__Exercise objective__
For the records that follow, return only the count of lines containing the string "plain".

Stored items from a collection
^^^^

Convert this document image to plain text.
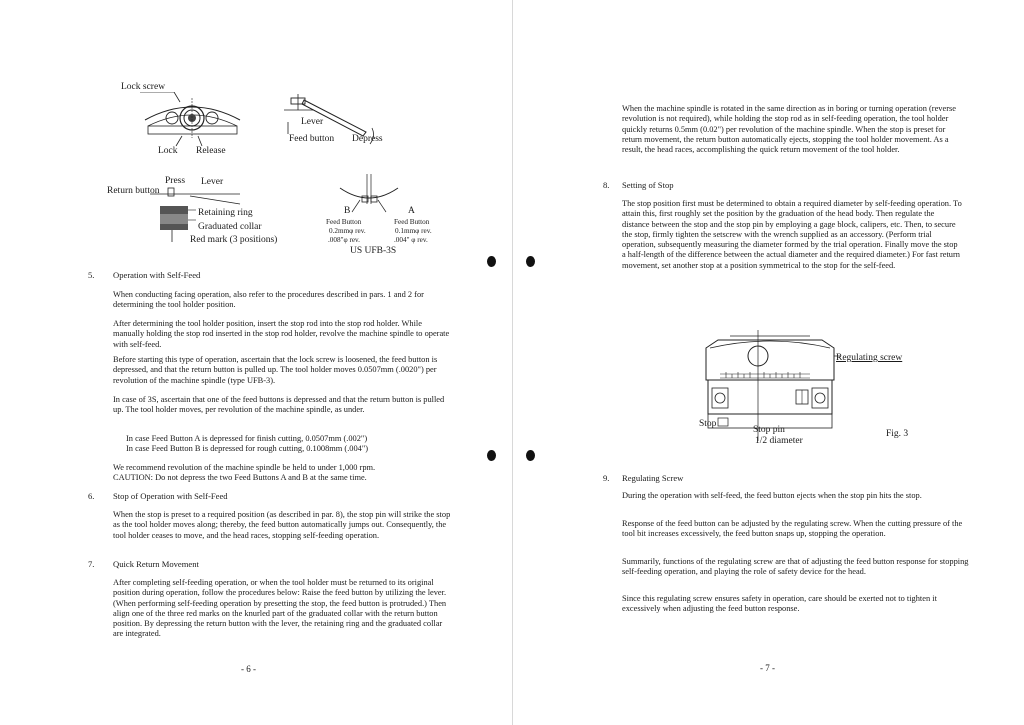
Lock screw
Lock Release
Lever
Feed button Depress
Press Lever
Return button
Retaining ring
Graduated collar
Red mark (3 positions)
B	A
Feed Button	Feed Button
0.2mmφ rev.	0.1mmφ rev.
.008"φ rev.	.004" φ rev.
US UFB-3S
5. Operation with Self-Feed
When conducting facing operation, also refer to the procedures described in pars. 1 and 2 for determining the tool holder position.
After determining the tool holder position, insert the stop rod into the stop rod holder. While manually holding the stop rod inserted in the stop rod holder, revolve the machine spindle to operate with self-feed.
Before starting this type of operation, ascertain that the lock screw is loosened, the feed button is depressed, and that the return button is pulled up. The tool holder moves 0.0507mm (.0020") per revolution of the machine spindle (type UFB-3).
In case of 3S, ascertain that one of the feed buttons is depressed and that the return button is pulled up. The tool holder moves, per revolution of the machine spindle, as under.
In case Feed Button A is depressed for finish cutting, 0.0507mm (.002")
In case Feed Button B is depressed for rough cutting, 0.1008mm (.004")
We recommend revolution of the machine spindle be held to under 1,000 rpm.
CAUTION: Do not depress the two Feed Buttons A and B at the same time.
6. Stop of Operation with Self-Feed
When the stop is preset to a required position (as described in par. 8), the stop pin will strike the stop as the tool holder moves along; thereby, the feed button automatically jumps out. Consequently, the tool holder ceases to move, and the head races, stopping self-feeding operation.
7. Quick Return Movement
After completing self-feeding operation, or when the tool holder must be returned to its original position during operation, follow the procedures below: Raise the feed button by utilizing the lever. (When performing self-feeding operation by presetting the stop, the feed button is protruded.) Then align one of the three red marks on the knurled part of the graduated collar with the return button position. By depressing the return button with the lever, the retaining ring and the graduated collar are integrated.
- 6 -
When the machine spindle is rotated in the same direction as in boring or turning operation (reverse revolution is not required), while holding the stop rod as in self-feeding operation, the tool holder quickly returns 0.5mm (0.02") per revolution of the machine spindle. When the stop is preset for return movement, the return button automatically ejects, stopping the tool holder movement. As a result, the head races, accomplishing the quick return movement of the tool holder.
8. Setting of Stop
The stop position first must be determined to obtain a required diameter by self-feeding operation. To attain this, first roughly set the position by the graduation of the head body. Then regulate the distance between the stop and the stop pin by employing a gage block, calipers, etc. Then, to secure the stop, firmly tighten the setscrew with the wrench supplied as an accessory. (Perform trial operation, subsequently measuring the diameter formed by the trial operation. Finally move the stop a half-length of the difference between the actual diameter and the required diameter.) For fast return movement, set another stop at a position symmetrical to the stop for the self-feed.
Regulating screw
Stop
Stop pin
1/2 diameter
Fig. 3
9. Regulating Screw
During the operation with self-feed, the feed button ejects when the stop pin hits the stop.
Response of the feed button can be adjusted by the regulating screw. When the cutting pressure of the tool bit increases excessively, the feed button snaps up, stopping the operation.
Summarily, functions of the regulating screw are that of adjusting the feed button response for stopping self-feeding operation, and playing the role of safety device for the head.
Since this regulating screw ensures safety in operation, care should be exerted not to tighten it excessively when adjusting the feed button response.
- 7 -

^^^^

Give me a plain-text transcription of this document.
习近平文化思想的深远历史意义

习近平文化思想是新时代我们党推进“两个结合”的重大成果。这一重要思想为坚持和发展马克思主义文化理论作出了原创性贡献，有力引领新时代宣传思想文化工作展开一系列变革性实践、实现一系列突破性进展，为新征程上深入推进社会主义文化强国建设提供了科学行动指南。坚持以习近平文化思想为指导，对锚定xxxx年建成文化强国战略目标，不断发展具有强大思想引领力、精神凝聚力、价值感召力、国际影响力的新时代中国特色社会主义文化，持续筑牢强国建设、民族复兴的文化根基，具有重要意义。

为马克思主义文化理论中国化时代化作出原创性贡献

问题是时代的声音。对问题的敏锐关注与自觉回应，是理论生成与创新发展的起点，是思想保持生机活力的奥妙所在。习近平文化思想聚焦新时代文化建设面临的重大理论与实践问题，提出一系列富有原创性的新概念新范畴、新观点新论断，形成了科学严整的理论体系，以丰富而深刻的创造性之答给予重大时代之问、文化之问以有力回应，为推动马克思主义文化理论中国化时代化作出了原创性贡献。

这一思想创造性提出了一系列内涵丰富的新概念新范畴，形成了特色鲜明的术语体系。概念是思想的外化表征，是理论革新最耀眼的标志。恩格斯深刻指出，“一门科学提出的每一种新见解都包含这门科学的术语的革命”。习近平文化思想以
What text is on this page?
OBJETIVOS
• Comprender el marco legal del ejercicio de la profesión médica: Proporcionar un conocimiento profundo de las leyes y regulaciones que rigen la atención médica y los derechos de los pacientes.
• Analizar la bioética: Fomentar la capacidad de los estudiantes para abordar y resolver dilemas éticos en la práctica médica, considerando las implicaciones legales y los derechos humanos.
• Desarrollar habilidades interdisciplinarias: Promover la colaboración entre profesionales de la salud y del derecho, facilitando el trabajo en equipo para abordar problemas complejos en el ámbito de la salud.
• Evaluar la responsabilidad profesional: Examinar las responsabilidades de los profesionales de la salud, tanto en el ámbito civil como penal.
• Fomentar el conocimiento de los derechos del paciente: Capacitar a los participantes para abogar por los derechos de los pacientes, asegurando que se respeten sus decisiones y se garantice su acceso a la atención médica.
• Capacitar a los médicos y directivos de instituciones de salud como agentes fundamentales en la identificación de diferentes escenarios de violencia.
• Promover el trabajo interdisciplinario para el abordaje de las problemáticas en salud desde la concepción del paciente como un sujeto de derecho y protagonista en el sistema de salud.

^^^^

__Answer to this exercise__
2